Prompt: Copy the records below exactly as they are written.

Data section:
☆ ☆ ☆ ☆ ☆
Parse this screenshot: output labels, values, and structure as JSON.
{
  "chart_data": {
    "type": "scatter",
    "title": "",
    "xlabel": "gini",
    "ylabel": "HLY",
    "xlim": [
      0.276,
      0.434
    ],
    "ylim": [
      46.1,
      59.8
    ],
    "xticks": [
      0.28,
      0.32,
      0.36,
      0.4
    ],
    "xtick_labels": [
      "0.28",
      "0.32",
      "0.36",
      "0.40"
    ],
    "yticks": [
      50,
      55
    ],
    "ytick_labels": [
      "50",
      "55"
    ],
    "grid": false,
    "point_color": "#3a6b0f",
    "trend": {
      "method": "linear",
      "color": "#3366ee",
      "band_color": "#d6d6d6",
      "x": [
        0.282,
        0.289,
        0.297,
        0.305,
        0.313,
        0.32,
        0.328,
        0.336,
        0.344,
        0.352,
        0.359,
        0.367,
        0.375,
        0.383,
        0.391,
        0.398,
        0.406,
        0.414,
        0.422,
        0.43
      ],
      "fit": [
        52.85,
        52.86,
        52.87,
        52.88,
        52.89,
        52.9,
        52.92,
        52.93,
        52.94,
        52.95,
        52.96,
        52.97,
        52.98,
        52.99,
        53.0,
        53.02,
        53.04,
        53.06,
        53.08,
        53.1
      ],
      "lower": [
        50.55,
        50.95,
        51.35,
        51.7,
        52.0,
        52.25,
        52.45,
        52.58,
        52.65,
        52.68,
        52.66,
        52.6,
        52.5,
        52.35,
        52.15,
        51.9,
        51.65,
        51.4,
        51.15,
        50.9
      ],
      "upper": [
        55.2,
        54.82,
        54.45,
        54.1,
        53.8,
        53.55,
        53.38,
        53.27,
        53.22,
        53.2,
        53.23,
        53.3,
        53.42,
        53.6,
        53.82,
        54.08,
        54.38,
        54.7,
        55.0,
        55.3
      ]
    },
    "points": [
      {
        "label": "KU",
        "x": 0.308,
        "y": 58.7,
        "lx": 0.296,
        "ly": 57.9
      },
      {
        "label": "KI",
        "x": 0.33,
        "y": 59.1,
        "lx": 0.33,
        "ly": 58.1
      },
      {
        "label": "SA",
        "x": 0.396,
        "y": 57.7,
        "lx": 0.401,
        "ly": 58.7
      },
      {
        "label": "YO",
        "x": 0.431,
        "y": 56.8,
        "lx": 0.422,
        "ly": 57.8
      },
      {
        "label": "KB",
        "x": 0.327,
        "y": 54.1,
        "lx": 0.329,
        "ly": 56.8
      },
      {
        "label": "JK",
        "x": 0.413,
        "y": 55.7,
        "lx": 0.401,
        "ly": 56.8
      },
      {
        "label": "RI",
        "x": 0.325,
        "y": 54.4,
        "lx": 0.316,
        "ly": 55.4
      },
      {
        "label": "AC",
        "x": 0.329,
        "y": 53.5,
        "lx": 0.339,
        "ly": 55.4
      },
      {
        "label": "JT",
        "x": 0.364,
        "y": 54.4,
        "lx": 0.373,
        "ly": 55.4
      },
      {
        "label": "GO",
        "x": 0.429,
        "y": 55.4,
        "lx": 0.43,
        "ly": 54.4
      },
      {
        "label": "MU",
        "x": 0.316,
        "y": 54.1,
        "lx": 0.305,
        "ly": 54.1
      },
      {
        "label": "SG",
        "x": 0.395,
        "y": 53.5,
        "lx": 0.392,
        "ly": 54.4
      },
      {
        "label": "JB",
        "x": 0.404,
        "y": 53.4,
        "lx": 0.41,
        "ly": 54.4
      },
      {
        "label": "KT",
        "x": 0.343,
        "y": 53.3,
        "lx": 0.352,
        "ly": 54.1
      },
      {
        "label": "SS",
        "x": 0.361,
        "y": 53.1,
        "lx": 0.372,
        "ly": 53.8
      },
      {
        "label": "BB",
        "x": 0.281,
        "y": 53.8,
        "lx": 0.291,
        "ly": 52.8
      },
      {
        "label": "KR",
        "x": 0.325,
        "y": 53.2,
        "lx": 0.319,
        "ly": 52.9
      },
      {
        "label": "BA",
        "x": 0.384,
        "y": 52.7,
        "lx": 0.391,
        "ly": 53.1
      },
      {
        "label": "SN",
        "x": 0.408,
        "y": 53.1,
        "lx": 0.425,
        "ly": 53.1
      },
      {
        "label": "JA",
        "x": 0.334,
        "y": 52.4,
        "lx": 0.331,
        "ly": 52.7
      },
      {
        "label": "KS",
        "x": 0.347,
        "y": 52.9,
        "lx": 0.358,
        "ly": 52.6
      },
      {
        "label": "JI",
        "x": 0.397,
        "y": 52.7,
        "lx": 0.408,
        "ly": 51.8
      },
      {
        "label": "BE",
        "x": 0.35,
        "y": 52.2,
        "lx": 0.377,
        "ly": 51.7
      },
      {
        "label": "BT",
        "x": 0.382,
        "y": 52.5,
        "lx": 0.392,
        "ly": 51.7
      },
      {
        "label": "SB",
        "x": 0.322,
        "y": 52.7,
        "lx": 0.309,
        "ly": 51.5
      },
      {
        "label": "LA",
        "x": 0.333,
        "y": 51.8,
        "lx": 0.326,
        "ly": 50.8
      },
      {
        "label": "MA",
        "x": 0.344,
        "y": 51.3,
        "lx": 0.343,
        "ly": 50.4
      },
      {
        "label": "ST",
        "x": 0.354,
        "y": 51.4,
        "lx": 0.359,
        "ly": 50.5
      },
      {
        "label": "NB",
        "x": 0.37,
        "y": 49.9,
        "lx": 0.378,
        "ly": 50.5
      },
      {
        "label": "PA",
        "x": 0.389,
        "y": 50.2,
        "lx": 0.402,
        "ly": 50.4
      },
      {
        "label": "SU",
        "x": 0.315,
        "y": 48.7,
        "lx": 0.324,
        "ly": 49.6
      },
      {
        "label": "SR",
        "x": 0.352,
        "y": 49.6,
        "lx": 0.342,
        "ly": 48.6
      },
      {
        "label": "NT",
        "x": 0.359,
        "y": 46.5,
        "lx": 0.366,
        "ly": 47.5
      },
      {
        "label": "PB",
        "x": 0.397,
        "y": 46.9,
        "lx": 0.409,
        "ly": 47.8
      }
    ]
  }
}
☆ ☆ ☆ ☆ ☆
Completed exercise:
Parse this screenshot: output labels, values, and structure as JSON.
{
  "chart_data": {
    "type": "scatter",
    "title": "",
    "xlabel": "gini",
    "ylabel": "HLY",
    "xlim": [
      0.276,
      0.434
    ],
    "ylim": [
      46.1,
      59.8
    ],
    "xticks": [
      0.28,
      0.32,
      0.36,
      0.4
    ],
    "xtick_labels": [
      "0.28",
      "0.32",
      "0.36",
      "0.40"
    ],
    "yticks": [
      50,
      55
    ],
    "ytick_labels": [
      "50",
      "55"
    ],
    "grid": false,
    "point_color": "#3a6b0f",
    "trend": {
      "method": "linear",
      "color": "#3366ee",
      "band_color": "#d6d6d6",
      "x": [
        0.282,
        0.289,
        0.297,
        0.305,
        0.313,
        0.32,
        0.328,
        0.336,
        0.344,
        0.352,
        0.359,
        0.367,
        0.375,
        0.383,
        0.391,
        0.398,
        0.406,
        0.414,
        0.422,
        0.43
      ],
      "fit": [
        52.85,
        52.86,
        52.87,
        52.88,
        52.89,
        52.9,
        52.92,
        52.93,
        52.94,
        52.95,
        52.96,
        52.97,
        52.98,
        52.99,
        53.0,
        53.02,
        53.04,
        53.06,
        53.08,
        53.1
      ],
      "lower": [
        50.55,
        50.95,
        51.35,
        51.7,
        52.0,
        52.25,
        52.45,
        52.58,
        52.65,
        52.68,
        52.66,
        52.6,
        52.5,
        52.35,
        52.15,
        51.9,
        51.65,
        51.4,
        51.15,
        50.9
      ],
      "upper": [
        55.2,
        54.82,
        54.45,
        54.1,
        53.8,
        53.55,
        53.38,
        53.27,
        53.22,
        53.2,
        53.23,
        53.3,
        53.42,
        53.6,
        53.82,
        54.08,
        54.38,
        54.7,
        55.0,
        55.3
      ]
    },
    "points": [
      {
        "label": "KU",
        "x": 0.308,
        "y": 58.7,
        "lx": 0.296,
        "ly": 57.9
      },
      {
        "label": "KI",
        "x": 0.33,
        "y": 59.1,
        "lx": 0.33,
        "ly": 58.1
      },
      {
        "label": "SA",
        "x": 0.396,
        "y": 57.7,
        "lx": 0.401,
        "ly": 58.7
      },
      {
        "label": "YO",
        "x": 0.431,
        "y": 56.8,
        "lx": 0.422,
        "ly": 57.8
      },
      {
        "label": "KB",
        "x": 0.327,
        "y": 54.1,
        "lx": 0.329,
        "ly": 56.8
      },
      {
        "label": "JK",
        "x": 0.413,
        "y": 55.7,
        "lx": 0.401,
        "ly": 56.8
      },
      {
        "label": "RI",
        "x": 0.325,
        "y": 54.4,
        "lx": 0.316,
        "ly": 55.4
      },
      {
        "label": "AC",
        "x": 0.329,
        "y": 53.5,
        "lx": 0.339,
        "ly": 55.4
      },
      {
        "label": "JT",
        "x": 0.364,
        "y": 54.4,
        "lx": 0.373,
        "ly": 55.4
      },
      {
        "label": "GO",
        "x": 0.429,
        "y": 55.4,
        "lx": 0.43,
        "ly": 54.4
      },
      {
        "label": "MU",
        "x": 0.316,
        "y": 54.1,
        "lx": 0.305,
        "ly": 54.1
      },
      {
        "label": "SG",
        "x": 0.395,
        "y": 53.5,
        "lx": 0.392,
        "ly": 54.4
      },
      {
        "label": "JB",
        "x": 0.404,
        "y": 53.4,
        "lx": 0.41,
        "ly": 54.4
      },
      {
        "label": "KT",
        "x": 0.343,
        "y": 53.3,
        "lx": 0.352,
        "ly": 54.1
      },
      {
        "label": "SS",
        "x": 0.361,
        "y": 53.1,
        "lx": 0.372,
        "ly": 53.8
      },
      {
        "label": "BB",
        "x": 0.281,
        "y": 53.8,
        "lx": 0.291,
        "ly": 52.8
      },
      {
        "label": "KR",
        "x": 0.325,
        "y": 53.2,
        "lx": 0.319,
        "ly": 52.9
      },
      {
        "label": "BA",
        "x": 0.384,
        "y": 52.7,
        "lx": 0.391,
        "ly": 53.1
      },
      {
        "label": "SN",
        "x": 0.408,
        "y": 53.1,
        "lx": 0.425,
        "ly": 53.1
      },
      {
        "label": "JA",
        "x": 0.334,
        "y": 52.4,
        "lx": 0.331,
        "ly": 52.7
      },
      {
        "label": "KS",
        "x": 0.347,
        "y": 52.9,
        "lx": 0.358,
        "ly": 52.6
      },
      {
        "label": "JI",
        "x": 0.397,
        "y": 52.7,
        "lx": 0.408,
        "ly": 51.8
      },
      {
        "label": "BE",
        "x": 0.35,
        "y": 52.2,
        "lx": 0.377,
        "ly": 51.7
      },
      {
        "label": "BT",
        "x": 0.382,
        "y": 52.5,
        "lx": 0.392,
        "ly": 51.7
      },
      {
        "label": "SB",
        "x": 0.322,
        "y": 52.7,
        "lx": 0.309,
        "ly": 51.5
      },
      {
        "label": "LA",
        "x": 0.333,
        "y": 51.8,
        "lx": 0.326,
        "ly": 50.8
      },
      {
        "label": "MA",
        "x": 0.344,
        "y": 51.3,
        "lx": 0.343,
        "ly": 50.4
      },
      {
        "label": "ST",
        "x": 0.354,
        "y": 51.4,
        "lx": 0.359,
        "ly": 50.5
      },
      {
        "label": "NB",
        "x": 0.37,
        "y": 49.9,
        "lx": 0.378,
        "ly": 50.5
      },
      {
        "label": "PA",
        "x": 0.389,
        "y": 50.2,
        "lx": 0.402,
        "ly": 50.4
      },
      {
        "label": "SU",
        "x": 0.315,
        "y": 48.7,
        "lx": 0.324,
        "ly": 49.6
      },
      {
        "label": "SR",
        "x": 0.352,
        "y": 49.6,
        "lx": 0.342,
        "ly": 48.6
      },
      {
        "label": "NT",
        "x": 0.359,
        "y": 46.5,
        "lx": 0.366,
        "ly": 47.5
      },
      {
        "label": "PB",
        "x": 0.397,
        "y": 46.9,
        "lx": 0.409,
        "ly": 47.8
      }
    ]
  }
}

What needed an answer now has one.